begin Records provided

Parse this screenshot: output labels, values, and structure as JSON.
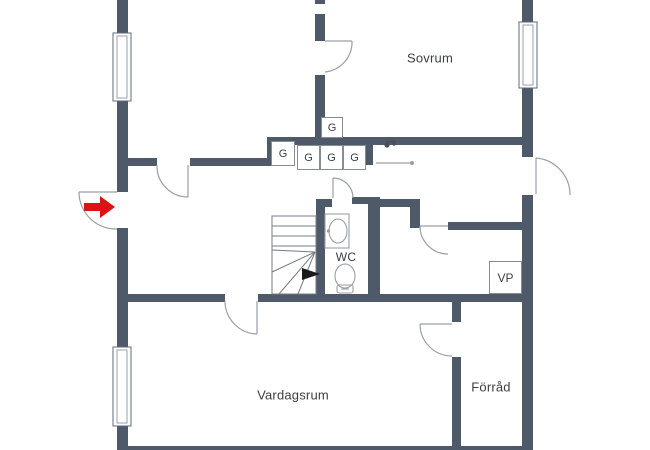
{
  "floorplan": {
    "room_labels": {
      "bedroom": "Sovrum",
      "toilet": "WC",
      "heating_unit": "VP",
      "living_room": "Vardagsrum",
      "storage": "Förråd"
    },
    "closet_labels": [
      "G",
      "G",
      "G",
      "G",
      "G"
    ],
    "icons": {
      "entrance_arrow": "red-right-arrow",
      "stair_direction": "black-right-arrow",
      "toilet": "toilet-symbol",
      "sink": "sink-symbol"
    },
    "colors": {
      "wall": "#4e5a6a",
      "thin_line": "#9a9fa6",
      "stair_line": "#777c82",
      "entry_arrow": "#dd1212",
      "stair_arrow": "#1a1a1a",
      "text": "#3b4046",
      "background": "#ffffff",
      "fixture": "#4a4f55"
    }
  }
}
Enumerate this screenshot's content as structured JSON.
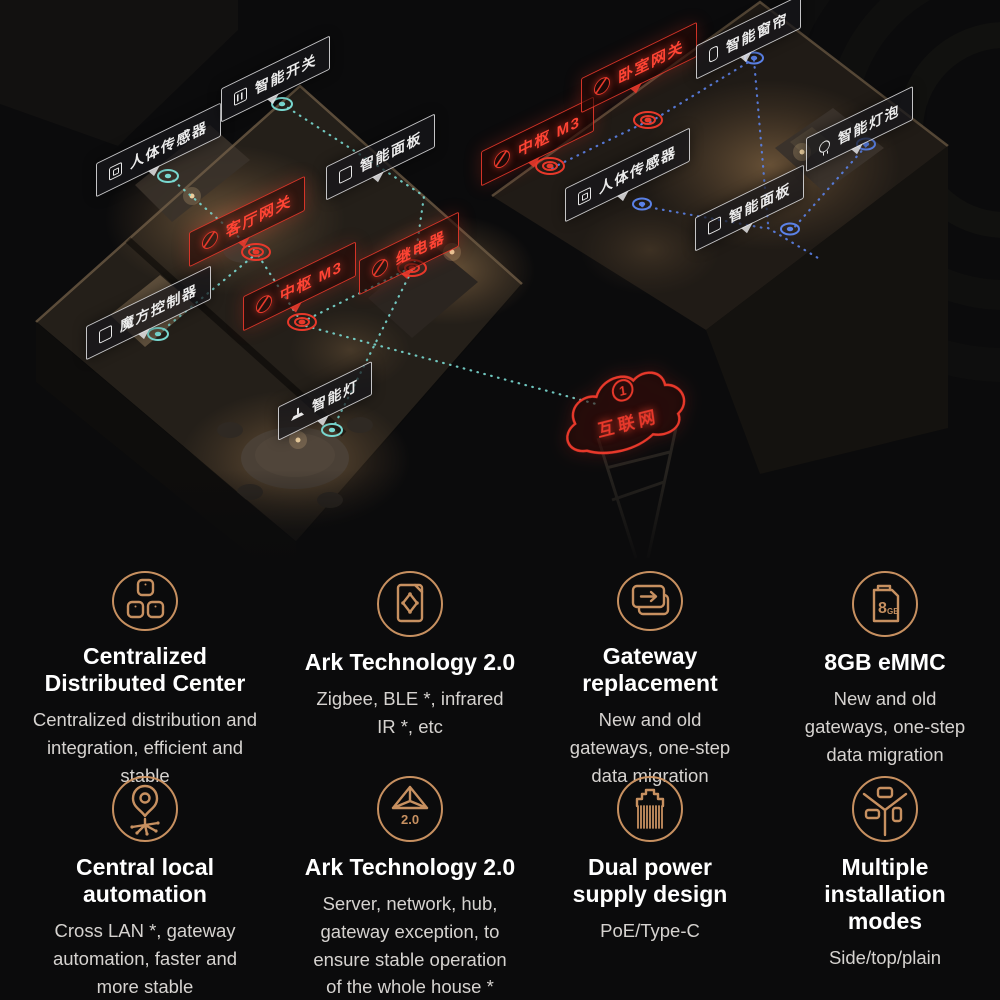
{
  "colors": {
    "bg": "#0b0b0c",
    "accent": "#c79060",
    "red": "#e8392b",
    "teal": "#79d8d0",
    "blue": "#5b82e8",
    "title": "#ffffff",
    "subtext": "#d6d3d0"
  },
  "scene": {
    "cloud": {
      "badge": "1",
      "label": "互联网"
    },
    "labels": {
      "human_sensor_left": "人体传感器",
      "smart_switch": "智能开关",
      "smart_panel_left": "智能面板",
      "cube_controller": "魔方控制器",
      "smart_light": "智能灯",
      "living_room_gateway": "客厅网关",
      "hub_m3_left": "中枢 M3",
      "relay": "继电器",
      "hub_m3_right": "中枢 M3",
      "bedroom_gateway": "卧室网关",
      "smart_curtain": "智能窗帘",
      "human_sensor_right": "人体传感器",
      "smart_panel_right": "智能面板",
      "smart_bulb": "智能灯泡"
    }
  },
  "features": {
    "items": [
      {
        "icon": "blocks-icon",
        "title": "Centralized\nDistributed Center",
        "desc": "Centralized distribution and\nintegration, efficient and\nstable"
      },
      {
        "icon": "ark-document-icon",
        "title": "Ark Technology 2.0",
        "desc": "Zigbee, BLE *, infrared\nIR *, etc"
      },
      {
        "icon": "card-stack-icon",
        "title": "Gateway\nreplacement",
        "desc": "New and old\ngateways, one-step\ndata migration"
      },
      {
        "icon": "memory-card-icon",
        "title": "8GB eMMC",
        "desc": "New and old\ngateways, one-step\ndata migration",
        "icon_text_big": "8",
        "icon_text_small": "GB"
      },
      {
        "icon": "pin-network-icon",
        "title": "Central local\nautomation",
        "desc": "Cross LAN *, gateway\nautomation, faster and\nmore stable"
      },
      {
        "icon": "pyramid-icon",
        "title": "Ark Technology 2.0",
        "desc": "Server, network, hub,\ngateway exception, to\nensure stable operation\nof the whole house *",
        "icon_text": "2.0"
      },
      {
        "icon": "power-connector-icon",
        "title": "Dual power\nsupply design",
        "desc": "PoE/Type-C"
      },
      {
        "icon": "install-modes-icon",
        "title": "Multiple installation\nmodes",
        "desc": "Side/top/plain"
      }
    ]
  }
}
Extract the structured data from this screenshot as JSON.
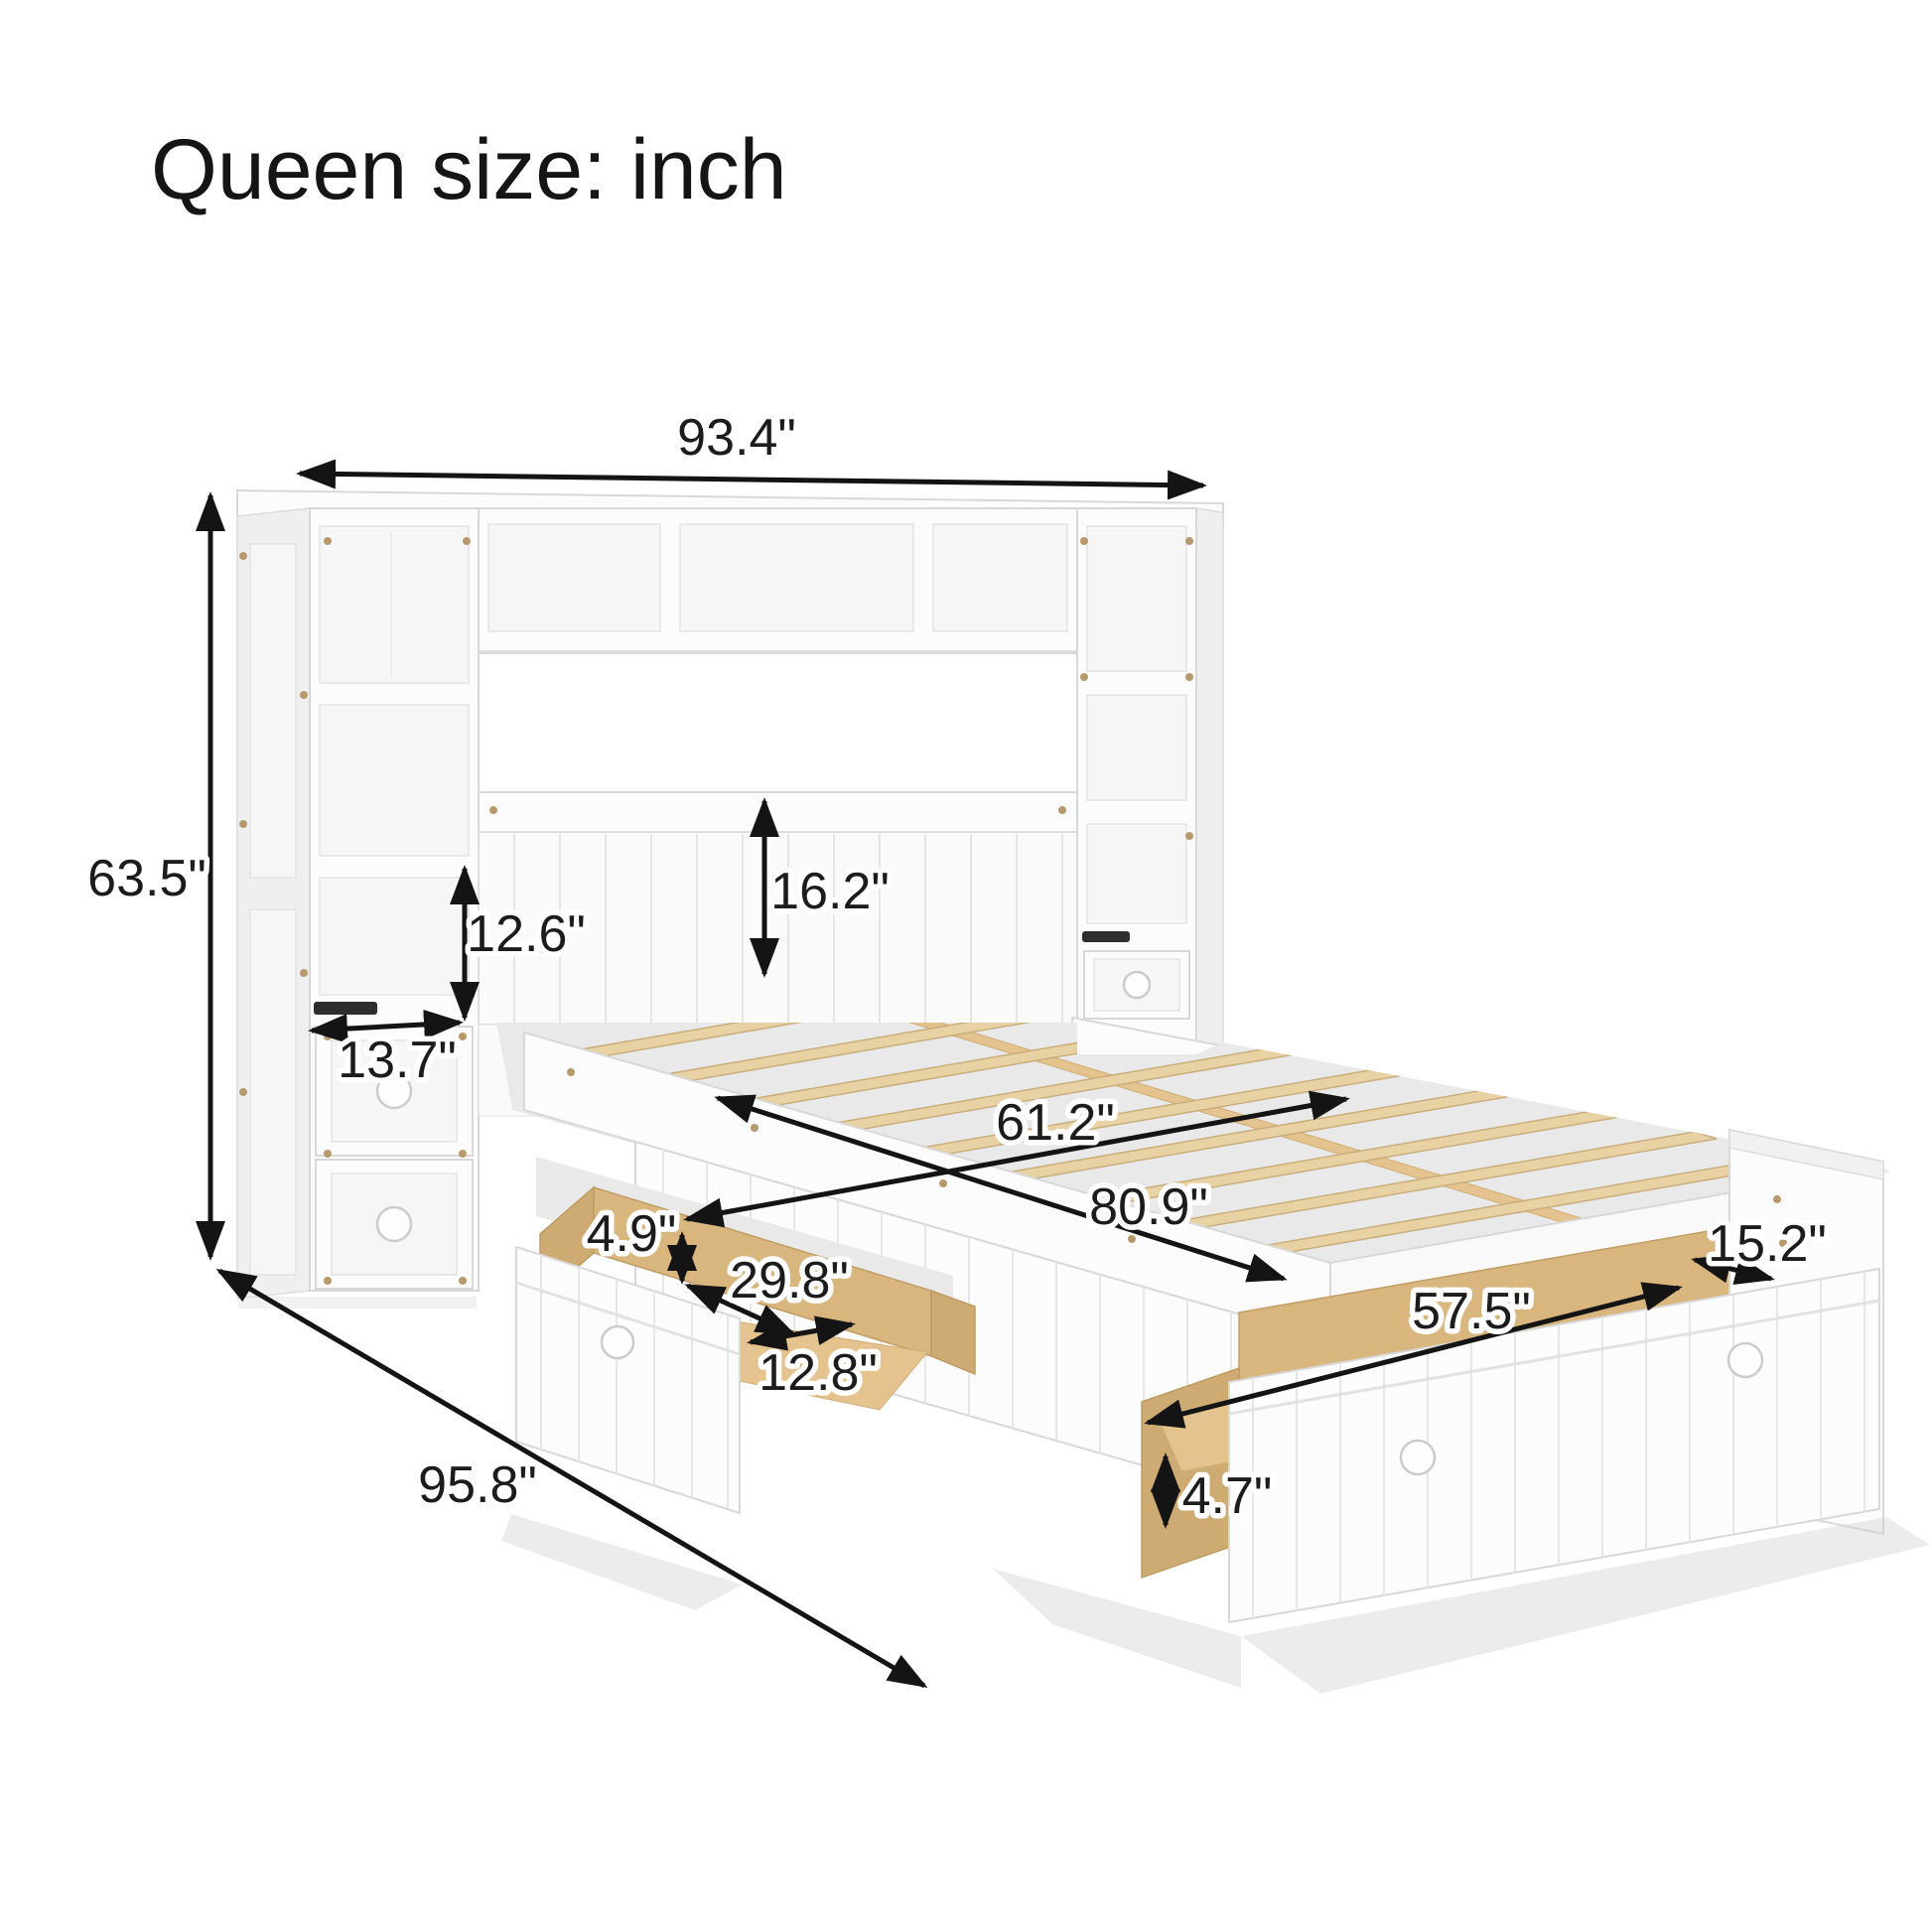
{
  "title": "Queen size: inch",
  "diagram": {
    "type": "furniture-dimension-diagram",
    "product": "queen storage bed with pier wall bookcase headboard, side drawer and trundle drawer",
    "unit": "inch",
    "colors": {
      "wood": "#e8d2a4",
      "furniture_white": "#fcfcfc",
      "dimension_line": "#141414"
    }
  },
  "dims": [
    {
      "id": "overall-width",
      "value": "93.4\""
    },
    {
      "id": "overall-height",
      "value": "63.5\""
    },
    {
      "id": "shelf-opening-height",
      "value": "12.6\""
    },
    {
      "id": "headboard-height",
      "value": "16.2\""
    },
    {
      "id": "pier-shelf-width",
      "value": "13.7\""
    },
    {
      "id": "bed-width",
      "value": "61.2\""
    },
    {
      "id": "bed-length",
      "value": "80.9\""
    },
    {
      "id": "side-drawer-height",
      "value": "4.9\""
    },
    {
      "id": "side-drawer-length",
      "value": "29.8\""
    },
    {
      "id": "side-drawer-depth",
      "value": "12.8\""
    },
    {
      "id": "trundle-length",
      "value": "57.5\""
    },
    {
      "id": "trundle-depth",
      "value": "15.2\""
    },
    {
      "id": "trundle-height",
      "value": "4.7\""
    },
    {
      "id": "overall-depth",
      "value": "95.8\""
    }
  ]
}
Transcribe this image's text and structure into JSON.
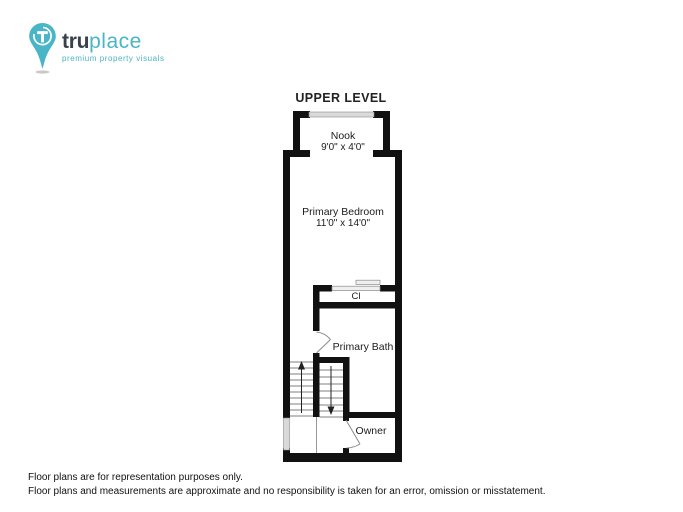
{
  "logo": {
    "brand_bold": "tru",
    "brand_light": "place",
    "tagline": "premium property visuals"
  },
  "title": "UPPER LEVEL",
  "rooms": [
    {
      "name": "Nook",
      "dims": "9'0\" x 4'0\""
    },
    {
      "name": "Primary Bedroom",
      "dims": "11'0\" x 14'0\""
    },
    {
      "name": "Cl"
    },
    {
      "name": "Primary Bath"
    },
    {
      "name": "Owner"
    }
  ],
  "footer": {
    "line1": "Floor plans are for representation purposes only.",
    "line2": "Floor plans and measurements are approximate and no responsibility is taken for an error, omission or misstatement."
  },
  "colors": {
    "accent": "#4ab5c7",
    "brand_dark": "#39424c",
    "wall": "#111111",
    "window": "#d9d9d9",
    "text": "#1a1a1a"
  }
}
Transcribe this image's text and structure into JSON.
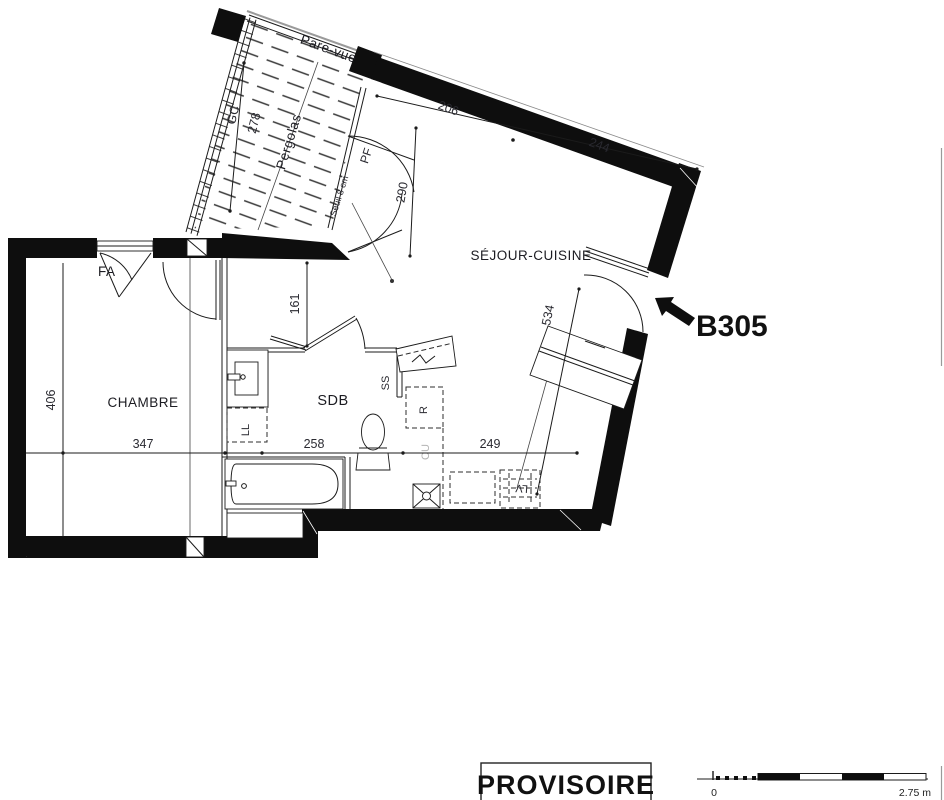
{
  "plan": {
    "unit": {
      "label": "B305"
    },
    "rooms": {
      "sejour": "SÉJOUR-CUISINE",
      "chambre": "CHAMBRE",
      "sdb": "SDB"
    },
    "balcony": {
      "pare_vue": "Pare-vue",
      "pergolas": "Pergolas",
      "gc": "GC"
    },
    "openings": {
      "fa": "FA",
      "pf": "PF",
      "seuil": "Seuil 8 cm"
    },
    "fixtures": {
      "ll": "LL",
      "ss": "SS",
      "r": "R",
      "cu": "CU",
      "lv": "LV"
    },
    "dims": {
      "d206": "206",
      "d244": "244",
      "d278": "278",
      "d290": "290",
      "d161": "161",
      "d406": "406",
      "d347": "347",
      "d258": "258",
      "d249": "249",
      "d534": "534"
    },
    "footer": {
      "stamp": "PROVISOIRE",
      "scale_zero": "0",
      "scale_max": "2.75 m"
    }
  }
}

end Records provided

» **Requirements**
For each line in the data above that contains the string "wall", extract the line.

» **Correct result**
      "wall": "#4e5a6a",
    "product": "queen storage bed with pier wall bookcase headboard, side drawer and trundle drawer",
    "wall": "#111111",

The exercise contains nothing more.